What is being asked: Find every line with the word "ケムリノキ". Copy those lines.
(begin)
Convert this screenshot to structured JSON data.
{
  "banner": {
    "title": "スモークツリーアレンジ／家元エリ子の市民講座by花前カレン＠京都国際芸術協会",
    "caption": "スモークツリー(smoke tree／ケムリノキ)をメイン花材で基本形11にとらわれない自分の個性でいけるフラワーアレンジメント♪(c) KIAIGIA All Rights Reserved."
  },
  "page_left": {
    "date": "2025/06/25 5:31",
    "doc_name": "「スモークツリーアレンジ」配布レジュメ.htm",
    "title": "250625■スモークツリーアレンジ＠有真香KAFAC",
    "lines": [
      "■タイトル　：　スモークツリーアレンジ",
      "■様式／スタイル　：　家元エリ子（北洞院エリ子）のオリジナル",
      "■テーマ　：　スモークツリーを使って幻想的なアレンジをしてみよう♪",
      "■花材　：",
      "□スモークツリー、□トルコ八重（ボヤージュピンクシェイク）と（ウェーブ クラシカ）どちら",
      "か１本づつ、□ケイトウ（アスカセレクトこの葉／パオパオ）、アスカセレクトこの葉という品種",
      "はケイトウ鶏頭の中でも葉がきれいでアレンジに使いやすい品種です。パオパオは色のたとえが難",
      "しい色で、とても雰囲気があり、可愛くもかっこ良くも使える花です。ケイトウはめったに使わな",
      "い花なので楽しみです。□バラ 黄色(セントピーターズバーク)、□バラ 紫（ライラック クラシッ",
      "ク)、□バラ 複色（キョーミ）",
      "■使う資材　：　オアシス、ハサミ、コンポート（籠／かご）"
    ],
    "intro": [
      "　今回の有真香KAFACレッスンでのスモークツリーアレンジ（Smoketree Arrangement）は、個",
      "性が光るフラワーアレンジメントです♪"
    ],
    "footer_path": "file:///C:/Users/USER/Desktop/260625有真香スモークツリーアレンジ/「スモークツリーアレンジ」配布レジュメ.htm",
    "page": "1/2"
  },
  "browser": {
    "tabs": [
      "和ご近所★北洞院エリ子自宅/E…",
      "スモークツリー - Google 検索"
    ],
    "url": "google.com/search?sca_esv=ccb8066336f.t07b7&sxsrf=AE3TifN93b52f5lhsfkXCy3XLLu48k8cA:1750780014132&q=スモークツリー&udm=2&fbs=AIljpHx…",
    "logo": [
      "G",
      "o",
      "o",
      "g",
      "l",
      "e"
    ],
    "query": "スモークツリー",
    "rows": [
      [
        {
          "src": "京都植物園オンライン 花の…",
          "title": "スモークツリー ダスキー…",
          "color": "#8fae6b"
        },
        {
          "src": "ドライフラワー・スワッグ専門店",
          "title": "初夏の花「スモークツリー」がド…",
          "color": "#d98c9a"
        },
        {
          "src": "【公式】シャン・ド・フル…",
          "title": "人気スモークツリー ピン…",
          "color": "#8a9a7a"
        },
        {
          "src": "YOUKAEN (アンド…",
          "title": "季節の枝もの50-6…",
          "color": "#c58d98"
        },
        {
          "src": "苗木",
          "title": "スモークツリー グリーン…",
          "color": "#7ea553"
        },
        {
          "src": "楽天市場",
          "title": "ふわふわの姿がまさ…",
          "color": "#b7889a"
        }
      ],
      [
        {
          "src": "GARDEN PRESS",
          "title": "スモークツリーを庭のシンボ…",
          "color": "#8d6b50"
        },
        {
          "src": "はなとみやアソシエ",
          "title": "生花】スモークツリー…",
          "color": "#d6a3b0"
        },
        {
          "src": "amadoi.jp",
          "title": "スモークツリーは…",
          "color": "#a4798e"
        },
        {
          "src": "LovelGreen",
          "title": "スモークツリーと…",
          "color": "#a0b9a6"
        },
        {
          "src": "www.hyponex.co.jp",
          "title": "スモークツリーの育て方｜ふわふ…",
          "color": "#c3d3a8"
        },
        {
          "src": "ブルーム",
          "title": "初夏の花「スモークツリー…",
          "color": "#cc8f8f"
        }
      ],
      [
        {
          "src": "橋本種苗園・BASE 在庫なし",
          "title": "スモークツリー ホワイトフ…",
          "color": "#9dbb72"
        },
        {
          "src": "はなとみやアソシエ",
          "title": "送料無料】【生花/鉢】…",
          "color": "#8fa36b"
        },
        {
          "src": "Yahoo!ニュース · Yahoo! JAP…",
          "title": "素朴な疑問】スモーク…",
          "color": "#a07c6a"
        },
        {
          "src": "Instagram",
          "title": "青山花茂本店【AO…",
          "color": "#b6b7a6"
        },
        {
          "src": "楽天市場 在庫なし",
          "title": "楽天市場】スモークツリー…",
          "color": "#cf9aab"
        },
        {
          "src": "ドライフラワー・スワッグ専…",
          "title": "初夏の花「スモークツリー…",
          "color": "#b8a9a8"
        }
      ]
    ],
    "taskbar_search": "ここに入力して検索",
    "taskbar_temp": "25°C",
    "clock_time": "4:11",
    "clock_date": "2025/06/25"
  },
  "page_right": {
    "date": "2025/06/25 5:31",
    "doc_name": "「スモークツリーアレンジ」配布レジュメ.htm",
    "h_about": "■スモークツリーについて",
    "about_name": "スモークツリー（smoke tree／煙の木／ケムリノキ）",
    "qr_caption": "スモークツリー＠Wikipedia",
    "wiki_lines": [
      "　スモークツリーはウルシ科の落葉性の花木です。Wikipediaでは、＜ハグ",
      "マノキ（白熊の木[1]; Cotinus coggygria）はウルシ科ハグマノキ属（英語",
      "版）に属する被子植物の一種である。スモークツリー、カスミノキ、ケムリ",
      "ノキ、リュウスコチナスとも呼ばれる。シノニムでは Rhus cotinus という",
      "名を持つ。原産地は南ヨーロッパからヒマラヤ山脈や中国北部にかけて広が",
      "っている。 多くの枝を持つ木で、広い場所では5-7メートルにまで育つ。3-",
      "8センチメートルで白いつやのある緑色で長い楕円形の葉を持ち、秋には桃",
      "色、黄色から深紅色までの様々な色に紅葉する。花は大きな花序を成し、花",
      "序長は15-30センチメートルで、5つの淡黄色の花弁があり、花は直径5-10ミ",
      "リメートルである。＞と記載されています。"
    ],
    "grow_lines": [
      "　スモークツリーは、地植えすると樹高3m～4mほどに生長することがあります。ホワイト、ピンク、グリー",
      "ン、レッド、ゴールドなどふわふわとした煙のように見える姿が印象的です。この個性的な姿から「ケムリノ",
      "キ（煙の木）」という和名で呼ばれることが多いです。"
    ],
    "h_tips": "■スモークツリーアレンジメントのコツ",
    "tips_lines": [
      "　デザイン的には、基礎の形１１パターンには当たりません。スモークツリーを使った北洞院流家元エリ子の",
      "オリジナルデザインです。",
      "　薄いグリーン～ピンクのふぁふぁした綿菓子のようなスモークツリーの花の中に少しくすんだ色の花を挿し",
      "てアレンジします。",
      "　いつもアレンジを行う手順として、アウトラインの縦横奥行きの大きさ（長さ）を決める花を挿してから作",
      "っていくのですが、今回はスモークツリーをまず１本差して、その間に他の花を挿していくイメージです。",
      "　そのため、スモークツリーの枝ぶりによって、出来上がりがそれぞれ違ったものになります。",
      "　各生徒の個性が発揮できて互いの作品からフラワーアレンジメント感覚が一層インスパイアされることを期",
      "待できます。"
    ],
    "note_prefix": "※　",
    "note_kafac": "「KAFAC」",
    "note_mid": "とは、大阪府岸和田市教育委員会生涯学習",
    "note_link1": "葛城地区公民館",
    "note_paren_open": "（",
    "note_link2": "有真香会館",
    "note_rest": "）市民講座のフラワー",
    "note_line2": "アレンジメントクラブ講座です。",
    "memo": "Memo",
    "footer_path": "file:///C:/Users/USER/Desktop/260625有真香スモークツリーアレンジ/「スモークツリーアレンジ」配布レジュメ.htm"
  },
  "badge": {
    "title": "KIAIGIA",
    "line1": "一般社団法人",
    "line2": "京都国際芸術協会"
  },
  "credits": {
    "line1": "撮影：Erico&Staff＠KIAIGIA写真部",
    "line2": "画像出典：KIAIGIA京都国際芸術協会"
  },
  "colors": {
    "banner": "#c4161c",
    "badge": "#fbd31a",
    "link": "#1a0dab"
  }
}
(end)
Task answer:
    "caption": "スモークツリー(smoke tree／ケムリノキ)をメイン花材で基本形11にとらわれない自分の個性でいけるフラワーアレンジメント♪(c) KIAIGIA All Rights Reserved."
    "about_name": "スモークツリー（smoke tree／煙の木／ケムリノキ）",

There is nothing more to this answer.